- _Instructions to follow_
Could you print every record below exactly as it appears?

Dataset records:

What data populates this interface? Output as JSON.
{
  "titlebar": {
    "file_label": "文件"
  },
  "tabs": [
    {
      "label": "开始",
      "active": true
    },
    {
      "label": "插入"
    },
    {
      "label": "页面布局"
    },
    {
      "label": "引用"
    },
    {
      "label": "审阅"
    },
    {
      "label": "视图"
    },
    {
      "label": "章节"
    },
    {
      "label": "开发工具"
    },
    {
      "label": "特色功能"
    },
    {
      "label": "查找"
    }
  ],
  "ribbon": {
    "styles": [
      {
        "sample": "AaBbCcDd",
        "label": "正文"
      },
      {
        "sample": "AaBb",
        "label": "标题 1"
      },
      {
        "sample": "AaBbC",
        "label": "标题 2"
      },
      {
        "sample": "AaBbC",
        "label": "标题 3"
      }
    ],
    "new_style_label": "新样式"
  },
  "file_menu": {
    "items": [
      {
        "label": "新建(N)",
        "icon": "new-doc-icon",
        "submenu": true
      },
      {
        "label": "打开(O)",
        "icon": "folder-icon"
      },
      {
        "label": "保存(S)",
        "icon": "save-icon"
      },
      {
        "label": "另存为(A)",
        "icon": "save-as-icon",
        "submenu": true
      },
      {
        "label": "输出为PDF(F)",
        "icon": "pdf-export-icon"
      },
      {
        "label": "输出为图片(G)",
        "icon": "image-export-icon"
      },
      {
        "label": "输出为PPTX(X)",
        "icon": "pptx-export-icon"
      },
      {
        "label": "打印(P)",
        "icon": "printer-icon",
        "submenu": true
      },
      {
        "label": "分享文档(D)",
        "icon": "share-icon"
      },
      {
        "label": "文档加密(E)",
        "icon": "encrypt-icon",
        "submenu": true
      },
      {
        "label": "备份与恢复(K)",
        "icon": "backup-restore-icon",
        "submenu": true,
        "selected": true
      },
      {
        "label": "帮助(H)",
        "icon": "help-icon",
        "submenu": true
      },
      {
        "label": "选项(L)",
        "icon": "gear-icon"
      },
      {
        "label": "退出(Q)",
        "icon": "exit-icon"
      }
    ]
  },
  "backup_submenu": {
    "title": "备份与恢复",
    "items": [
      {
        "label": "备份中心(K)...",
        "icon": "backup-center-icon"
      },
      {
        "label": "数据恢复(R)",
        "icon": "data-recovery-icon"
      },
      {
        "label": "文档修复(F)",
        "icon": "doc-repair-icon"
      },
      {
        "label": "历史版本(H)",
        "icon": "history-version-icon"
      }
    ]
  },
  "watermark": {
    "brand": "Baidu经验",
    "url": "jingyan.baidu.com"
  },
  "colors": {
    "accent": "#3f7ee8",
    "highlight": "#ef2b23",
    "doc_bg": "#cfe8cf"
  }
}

- _Exercise result_
What data populates this interface? Output as JSON.
{
  "titlebar": {
    "file_label": "文件"
  },
  "tabs": [
    {
      "label": "开始",
      "active": true
    },
    {
      "label": "插入"
    },
    {
      "label": "页面布局"
    },
    {
      "label": "引用"
    },
    {
      "label": "审阅"
    },
    {
      "label": "视图"
    },
    {
      "label": "章节"
    },
    {
      "label": "开发工具"
    },
    {
      "label": "特色功能"
    },
    {
      "label": "查找"
    }
  ],
  "ribbon": {
    "styles": [
      {
        "sample": "AaBbCcDd",
        "label": "正文"
      },
      {
        "sample": "AaBb",
        "label": "标题 1"
      },
      {
        "sample": "AaBbC",
        "label": "标题 2"
      },
      {
        "sample": "AaBbC",
        "label": "标题 3"
      }
    ],
    "new_style_label": "新样式"
  },
  "file_menu": {
    "items": [
      {
        "label": "新建(N)",
        "icon": "new-doc-icon",
        "submenu": true
      },
      {
        "label": "打开(O)",
        "icon": "folder-icon"
      },
      {
        "label": "保存(S)",
        "icon": "save-icon"
      },
      {
        "label": "另存为(A)",
        "icon": "save-as-icon",
        "submenu": true
      },
      {
        "label": "输出为PDF(F)",
        "icon": "pdf-export-icon"
      },
      {
        "label": "输出为图片(G)",
        "icon": "image-export-icon"
      },
      {
        "label": "输出为PPTX(X)",
        "icon": "pptx-export-icon"
      },
      {
        "label": "打印(P)",
        "icon": "printer-icon",
        "submenu": true
      },
      {
        "label": "分享文档(D)",
        "icon": "share-icon"
      },
      {
        "label": "文档加密(E)",
        "icon": "encrypt-icon",
        "submenu": true
      },
      {
        "label": "备份与恢复(K)",
        "icon": "backup-restore-icon",
        "submenu": true,
        "selected": true
      },
      {
        "label": "帮助(H)",
        "icon": "help-icon",
        "submenu": true
      },
      {
        "label": "选项(L)",
        "icon": "gear-icon"
      },
      {
        "label": "退出(Q)",
        "icon": "exit-icon"
      }
    ]
  },
  "backup_submenu": {
    "title": "备份与恢复",
    "items": [
      {
        "label": "备份中心(K)...",
        "icon": "backup-center-icon"
      },
      {
        "label": "数据恢复(R)",
        "icon": "data-recovery-icon"
      },
      {
        "label": "文档修复(F)",
        "icon": "doc-repair-icon"
      },
      {
        "label": "历史版本(H)",
        "icon": "history-version-icon"
      }
    ]
  },
  "watermark": {
    "brand": "Baidu经验",
    "url": "jingyan.baidu.com"
  },
  "colors": {
    "accent": "#3f7ee8",
    "highlight": "#ef2b23",
    "doc_bg": "#cfe8cf"
  }
}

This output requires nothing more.